Stored dataset items
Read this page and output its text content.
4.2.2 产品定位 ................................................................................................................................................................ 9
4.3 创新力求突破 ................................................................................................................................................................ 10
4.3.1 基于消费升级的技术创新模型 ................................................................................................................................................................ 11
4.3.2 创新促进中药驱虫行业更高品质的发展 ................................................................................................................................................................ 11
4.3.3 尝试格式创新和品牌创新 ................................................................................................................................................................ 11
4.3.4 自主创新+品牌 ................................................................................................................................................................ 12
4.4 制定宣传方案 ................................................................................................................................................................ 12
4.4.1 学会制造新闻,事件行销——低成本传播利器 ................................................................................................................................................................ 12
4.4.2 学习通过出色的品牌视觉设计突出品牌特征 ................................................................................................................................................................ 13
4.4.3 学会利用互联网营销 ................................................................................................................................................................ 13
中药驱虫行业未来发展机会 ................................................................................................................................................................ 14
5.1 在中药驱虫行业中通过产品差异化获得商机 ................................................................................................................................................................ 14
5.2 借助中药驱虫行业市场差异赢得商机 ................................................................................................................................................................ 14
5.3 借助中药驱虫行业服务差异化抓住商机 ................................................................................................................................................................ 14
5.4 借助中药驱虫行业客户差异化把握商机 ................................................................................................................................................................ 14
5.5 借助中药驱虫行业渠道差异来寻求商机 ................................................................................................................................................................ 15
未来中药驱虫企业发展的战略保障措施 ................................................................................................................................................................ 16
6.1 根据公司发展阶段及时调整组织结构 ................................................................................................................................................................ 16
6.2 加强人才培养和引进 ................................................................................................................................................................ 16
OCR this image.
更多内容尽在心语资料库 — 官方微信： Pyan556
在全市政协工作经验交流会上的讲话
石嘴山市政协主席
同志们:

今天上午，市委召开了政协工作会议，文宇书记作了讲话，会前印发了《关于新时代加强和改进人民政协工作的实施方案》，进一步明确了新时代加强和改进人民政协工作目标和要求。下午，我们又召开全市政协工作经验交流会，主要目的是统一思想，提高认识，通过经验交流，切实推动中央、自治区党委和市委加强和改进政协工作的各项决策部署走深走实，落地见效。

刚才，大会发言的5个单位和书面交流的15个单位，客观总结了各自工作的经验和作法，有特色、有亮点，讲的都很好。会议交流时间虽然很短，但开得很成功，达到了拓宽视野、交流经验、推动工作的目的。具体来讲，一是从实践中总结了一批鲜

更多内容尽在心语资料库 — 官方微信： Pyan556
* * *
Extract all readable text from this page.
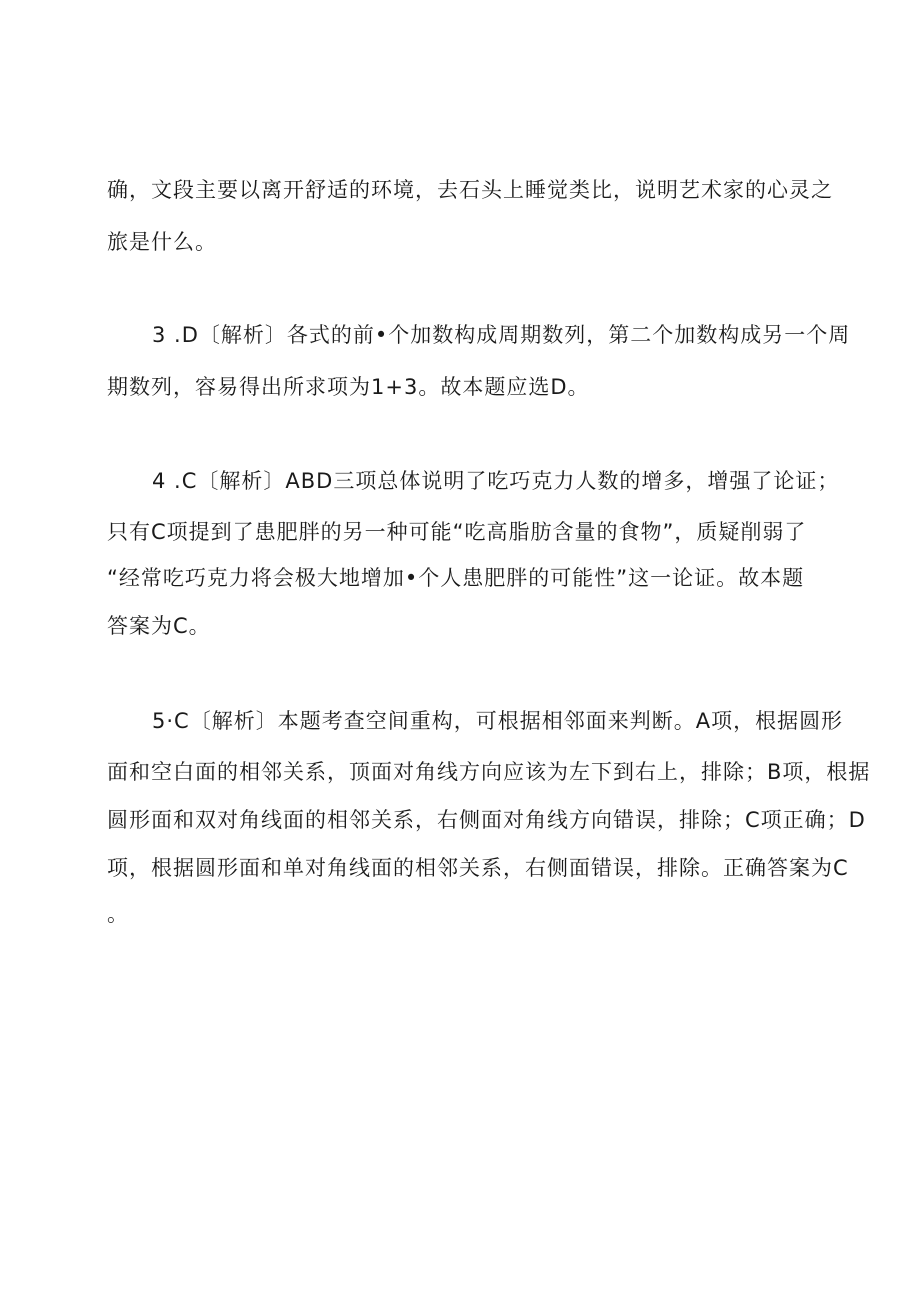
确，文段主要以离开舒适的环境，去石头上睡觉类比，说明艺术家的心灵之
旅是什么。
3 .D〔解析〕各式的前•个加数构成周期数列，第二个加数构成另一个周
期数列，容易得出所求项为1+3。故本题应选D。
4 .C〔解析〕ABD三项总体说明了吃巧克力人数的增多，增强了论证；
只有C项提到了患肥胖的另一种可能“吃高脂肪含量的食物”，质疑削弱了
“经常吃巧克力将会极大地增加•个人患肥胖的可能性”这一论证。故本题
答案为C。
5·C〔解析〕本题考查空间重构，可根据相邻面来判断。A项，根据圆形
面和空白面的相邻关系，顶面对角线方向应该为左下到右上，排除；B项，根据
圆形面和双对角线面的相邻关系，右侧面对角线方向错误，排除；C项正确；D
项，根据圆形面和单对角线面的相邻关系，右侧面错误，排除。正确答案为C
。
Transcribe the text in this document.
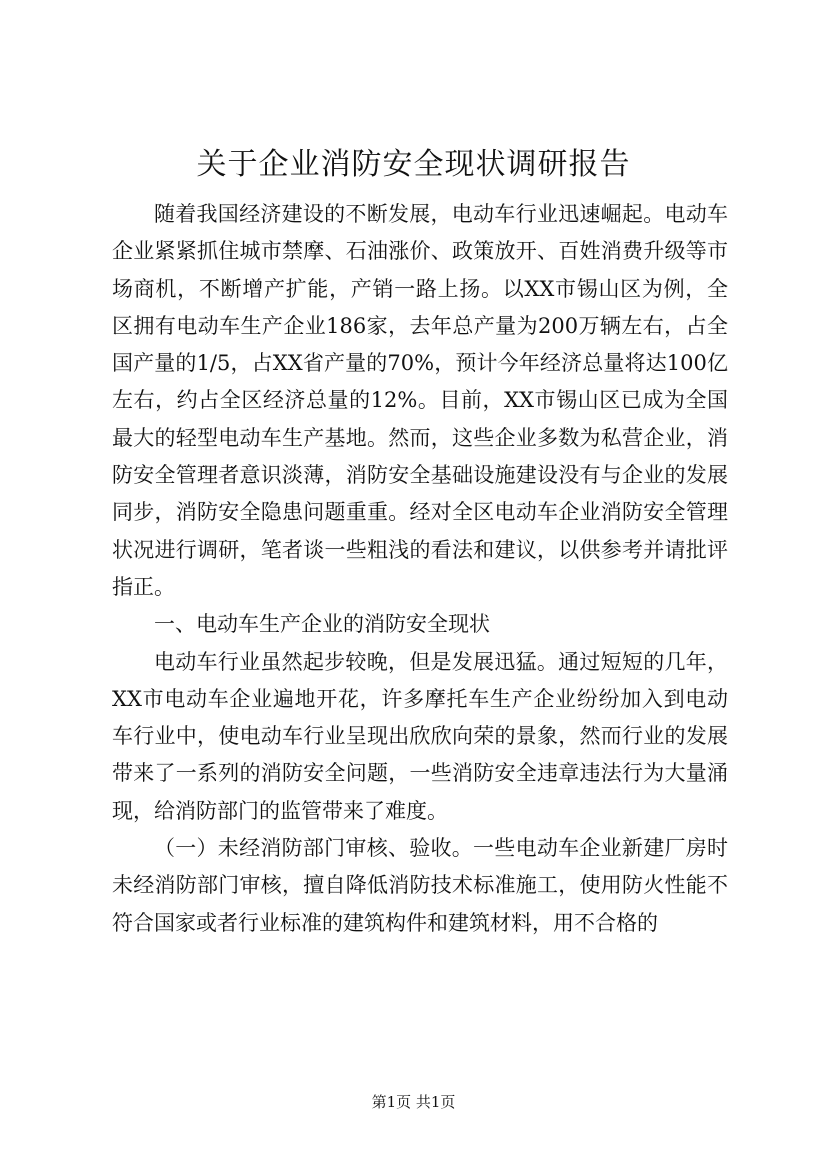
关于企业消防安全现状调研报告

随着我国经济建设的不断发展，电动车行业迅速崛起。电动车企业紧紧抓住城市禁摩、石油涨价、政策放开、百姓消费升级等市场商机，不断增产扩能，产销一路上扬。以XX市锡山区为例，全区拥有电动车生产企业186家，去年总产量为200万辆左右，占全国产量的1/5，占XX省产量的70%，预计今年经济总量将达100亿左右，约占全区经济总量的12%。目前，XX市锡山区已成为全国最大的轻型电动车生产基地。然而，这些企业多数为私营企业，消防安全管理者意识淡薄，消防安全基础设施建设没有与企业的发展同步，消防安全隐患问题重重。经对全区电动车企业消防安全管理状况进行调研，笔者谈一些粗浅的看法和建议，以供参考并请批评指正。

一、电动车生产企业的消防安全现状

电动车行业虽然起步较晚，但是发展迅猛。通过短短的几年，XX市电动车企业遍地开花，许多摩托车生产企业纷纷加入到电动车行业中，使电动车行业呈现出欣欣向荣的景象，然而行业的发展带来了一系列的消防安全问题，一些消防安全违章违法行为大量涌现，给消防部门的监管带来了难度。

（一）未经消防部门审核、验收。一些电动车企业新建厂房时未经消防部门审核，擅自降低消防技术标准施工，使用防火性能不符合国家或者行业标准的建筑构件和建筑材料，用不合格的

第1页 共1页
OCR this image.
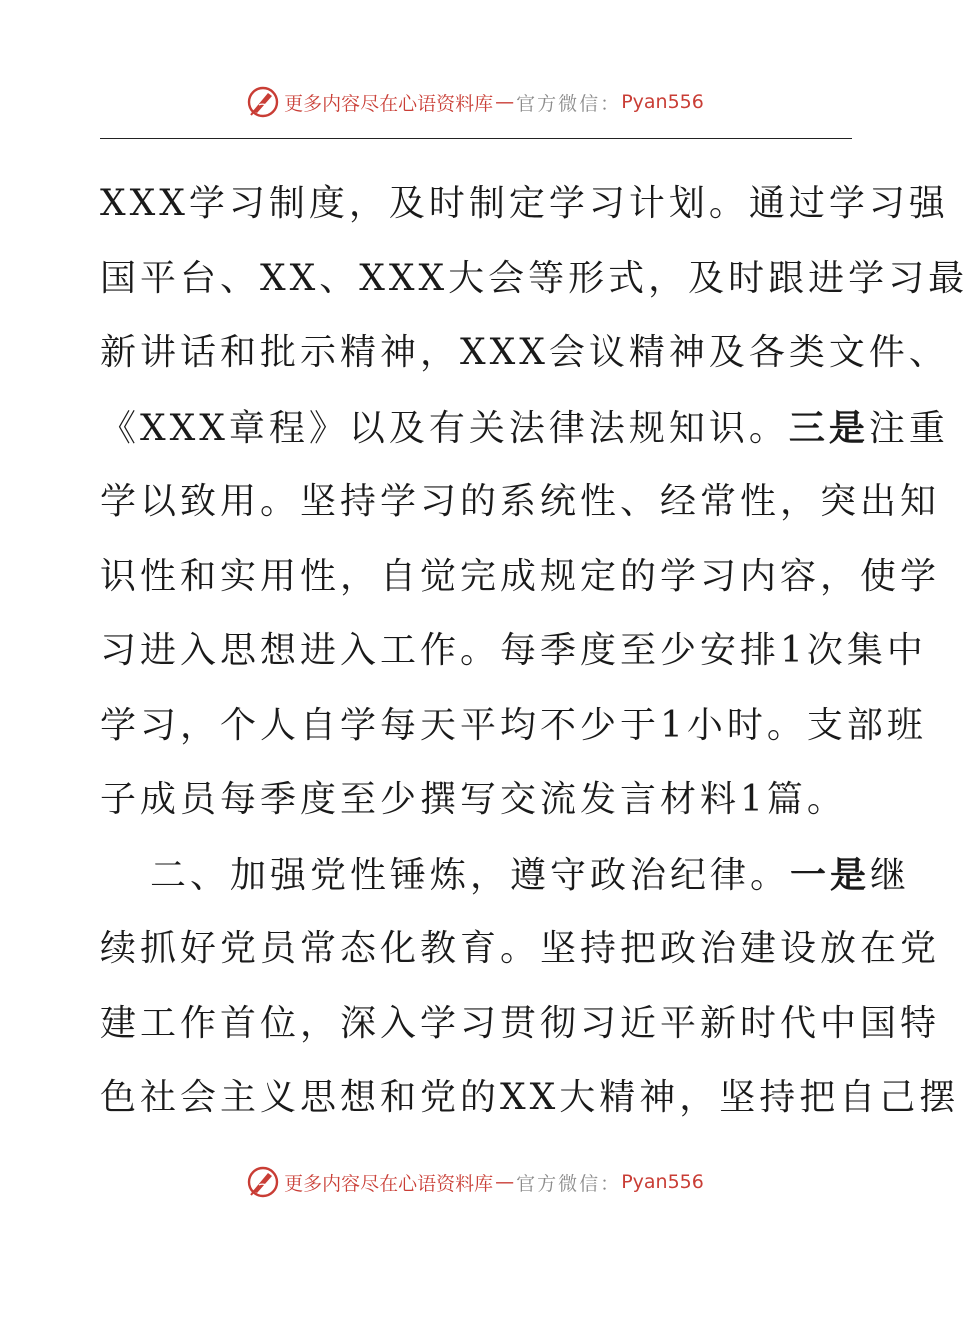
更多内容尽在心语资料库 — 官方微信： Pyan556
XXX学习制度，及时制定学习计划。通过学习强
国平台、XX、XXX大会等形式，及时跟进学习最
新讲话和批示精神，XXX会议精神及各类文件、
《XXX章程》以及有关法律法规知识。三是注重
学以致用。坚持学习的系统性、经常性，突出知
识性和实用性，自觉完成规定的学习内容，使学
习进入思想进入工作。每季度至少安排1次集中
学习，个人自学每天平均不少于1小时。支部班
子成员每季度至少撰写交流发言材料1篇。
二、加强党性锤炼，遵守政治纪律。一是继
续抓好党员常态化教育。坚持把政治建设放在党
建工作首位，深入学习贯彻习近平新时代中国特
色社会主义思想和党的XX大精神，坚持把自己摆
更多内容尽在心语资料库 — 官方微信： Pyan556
---
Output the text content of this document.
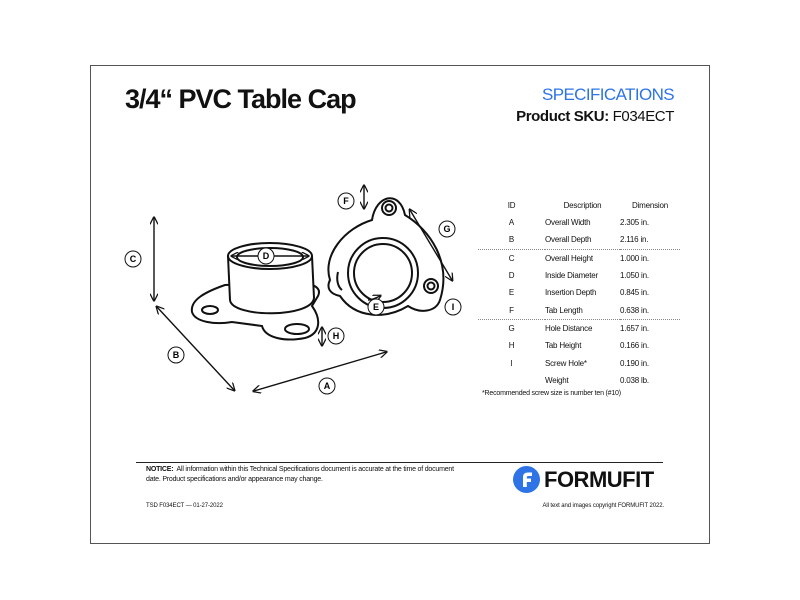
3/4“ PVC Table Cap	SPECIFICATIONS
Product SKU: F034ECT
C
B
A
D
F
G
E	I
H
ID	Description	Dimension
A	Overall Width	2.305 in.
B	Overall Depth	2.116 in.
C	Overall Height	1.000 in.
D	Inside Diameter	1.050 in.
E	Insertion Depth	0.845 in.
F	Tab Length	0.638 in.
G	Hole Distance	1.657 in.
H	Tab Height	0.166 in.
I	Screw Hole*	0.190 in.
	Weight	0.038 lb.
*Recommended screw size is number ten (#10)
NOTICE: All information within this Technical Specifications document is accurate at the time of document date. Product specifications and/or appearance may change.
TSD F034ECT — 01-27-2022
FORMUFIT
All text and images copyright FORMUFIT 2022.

* [Exercise brief] Locate all lines that include the word "document" and copy them out.

* [Finished exercise]
Transcribe the text in this document.
Output the text content of this document.
NOTICE: All information within this Technical Specifications document is accurate at the time of document date. Product specifications and/or appearance may change.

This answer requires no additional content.